## Aim
Edit the listing below so that every "design theme" reads "store theme" and everything else stays the same.

··· Records for this exercise

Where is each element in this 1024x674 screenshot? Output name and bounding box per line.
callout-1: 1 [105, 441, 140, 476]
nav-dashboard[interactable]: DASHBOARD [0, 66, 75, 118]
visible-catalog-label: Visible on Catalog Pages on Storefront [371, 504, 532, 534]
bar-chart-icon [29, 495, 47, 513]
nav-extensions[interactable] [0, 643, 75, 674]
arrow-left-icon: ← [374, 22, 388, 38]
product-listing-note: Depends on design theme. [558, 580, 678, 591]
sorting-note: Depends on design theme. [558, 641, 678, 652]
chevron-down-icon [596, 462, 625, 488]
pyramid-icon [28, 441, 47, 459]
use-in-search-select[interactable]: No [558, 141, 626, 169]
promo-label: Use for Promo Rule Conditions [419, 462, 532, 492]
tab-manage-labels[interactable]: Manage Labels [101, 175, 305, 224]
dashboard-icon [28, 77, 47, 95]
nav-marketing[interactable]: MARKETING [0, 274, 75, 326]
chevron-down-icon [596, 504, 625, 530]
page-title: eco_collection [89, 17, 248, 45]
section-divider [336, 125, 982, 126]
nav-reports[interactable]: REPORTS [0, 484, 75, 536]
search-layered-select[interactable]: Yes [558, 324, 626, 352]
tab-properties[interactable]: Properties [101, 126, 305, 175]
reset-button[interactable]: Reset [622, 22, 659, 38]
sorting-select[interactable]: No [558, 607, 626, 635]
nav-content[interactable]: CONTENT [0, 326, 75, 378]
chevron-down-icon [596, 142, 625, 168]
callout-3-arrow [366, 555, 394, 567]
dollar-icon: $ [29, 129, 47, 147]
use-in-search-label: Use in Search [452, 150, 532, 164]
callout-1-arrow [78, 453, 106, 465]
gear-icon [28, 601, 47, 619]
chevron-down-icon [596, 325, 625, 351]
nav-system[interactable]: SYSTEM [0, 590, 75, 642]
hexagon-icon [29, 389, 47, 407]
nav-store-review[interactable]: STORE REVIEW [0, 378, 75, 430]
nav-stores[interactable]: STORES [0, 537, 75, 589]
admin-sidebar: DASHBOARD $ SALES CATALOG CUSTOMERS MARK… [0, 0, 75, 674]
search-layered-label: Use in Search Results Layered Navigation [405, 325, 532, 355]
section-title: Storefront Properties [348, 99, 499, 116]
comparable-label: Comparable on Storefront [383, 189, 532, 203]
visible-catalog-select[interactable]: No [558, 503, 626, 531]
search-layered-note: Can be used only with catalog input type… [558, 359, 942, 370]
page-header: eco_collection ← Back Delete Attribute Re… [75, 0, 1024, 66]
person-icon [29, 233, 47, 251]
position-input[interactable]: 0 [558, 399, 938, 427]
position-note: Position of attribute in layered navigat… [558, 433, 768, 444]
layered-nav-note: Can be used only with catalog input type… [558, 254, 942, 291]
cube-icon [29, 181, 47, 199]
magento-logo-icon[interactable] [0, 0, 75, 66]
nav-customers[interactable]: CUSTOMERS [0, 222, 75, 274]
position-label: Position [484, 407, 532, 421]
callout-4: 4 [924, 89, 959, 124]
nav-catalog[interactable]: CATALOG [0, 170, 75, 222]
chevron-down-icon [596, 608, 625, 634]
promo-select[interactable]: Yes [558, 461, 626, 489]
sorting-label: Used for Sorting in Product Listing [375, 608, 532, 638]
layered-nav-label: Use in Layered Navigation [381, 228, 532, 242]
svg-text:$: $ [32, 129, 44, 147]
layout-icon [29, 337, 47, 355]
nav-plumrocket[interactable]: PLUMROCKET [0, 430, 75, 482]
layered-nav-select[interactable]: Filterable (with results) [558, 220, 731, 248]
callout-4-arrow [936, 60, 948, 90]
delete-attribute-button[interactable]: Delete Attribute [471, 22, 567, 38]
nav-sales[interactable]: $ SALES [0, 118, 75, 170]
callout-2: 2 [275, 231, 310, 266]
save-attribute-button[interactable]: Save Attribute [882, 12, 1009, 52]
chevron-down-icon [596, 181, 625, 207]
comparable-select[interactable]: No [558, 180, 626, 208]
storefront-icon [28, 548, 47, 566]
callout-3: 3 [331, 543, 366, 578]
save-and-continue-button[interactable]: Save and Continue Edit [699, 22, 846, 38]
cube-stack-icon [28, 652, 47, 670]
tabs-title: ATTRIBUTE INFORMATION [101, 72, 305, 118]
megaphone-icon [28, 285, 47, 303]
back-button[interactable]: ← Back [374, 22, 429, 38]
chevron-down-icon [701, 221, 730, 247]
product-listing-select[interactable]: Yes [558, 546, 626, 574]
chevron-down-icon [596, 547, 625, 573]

······

## Exercise result
Where is each element in this 1024x674 screenshot? Output name and bounding box per line.
callout-1: 1 [105, 441, 140, 476]
nav-dashboard[interactable]: DASHBOARD [0, 66, 75, 118]
visible-catalog-label: Visible on Catalog Pages on Storefront [371, 504, 532, 534]
bar-chart-icon [29, 495, 47, 513]
nav-extensions[interactable] [0, 643, 75, 674]
arrow-left-icon: ← [374, 22, 388, 38]
product-listing-note: Depends on store theme. [558, 580, 678, 591]
sorting-note: Depends on store theme. [558, 641, 678, 652]
chevron-down-icon [596, 462, 625, 488]
pyramid-icon [28, 441, 47, 459]
use-in-search-select[interactable]: No [558, 141, 626, 169]
promo-label: Use for Promo Rule Conditions [419, 462, 532, 492]
tab-manage-labels[interactable]: Manage Labels [101, 175, 305, 224]
dashboard-icon [28, 77, 47, 95]
nav-marketing[interactable]: MARKETING [0, 274, 75, 326]
chevron-down-icon [596, 504, 625, 530]
page-title: eco_collection [89, 17, 248, 45]
section-divider [336, 125, 982, 126]
nav-reports[interactable]: REPORTS [0, 484, 75, 536]
search-layered-select[interactable]: Yes [558, 324, 626, 352]
tab-properties[interactable]: Properties [101, 126, 305, 175]
reset-button[interactable]: Reset [622, 22, 659, 38]
sorting-select[interactable]: No [558, 607, 626, 635]
nav-content[interactable]: CONTENT [0, 326, 75, 378]
chevron-down-icon [596, 142, 625, 168]
callout-3-arrow [366, 555, 394, 567]
dollar-icon: $ [29, 129, 47, 147]
use-in-search-label: Use in Search [452, 150, 532, 164]
callout-1-arrow [78, 453, 106, 465]
gear-icon [28, 601, 47, 619]
chevron-down-icon [596, 325, 625, 351]
nav-system[interactable]: SYSTEM [0, 590, 75, 642]
hexagon-icon [29, 389, 47, 407]
nav-store-review[interactable]: STORE REVIEW [0, 378, 75, 430]
nav-stores[interactable]: STORES [0, 537, 75, 589]
admin-sidebar: DASHBOARD $ SALES CATALOG CUSTOMERS MARK… [0, 0, 75, 674]
search-layered-label: Use in Search Results Layered Navigation [405, 325, 532, 355]
section-title: Storefront Properties [348, 99, 499, 116]
comparable-label: Comparable on Storefront [383, 189, 532, 203]
visible-catalog-select[interactable]: No [558, 503, 626, 531]
search-layered-note: Can be used only with catalog input type… [558, 359, 942, 370]
page-header: eco_collection ← Back Delete Attribute Re… [75, 0, 1024, 66]
person-icon [29, 233, 47, 251]
position-input[interactable]: 0 [558, 399, 938, 427]
position-note: Position of attribute in layered navigat… [558, 433, 768, 444]
layered-nav-note: Can be used only with catalog input type… [558, 254, 942, 291]
cube-icon [29, 181, 47, 199]
magento-logo-icon[interactable] [0, 0, 75, 66]
nav-customers[interactable]: CUSTOMERS [0, 222, 75, 274]
position-label: Position [484, 407, 532, 421]
callout-4: 4 [924, 89, 959, 124]
nav-catalog[interactable]: CATALOG [0, 170, 75, 222]
chevron-down-icon [596, 608, 625, 634]
promo-select[interactable]: Yes [558, 461, 626, 489]
sorting-label: Used for Sorting in Product Listing [375, 608, 532, 638]
layered-nav-label: Use in Layered Navigation [381, 228, 532, 242]
svg-text:$: $ [32, 129, 44, 147]
layout-icon [29, 337, 47, 355]
nav-plumrocket[interactable]: PLUMROCKET [0, 430, 75, 482]
layered-nav-select[interactable]: Filterable (with results) [558, 220, 731, 248]
callout-4-arrow [936, 60, 948, 90]
delete-attribute-button[interactable]: Delete Attribute [471, 22, 567, 38]
nav-sales[interactable]: $ SALES [0, 118, 75, 170]
callout-2: 2 [275, 231, 310, 266]
save-attribute-button[interactable]: Save Attribute [882, 12, 1009, 52]
chevron-down-icon [596, 181, 625, 207]
comparable-select[interactable]: No [558, 180, 626, 208]
storefront-icon [28, 548, 47, 566]
callout-3: 3 [331, 543, 366, 578]
save-and-continue-button[interactable]: Save and Continue Edit [699, 22, 846, 38]
cube-stack-icon [28, 652, 47, 670]
tabs-title: ATTRIBUTE INFORMATION [101, 72, 305, 118]
megaphone-icon [28, 285, 47, 303]
back-button[interactable]: ← Back [374, 22, 429, 38]
chevron-down-icon [701, 221, 730, 247]
product-listing-select[interactable]: Yes [558, 546, 626, 574]
chevron-down-icon [596, 547, 625, 573]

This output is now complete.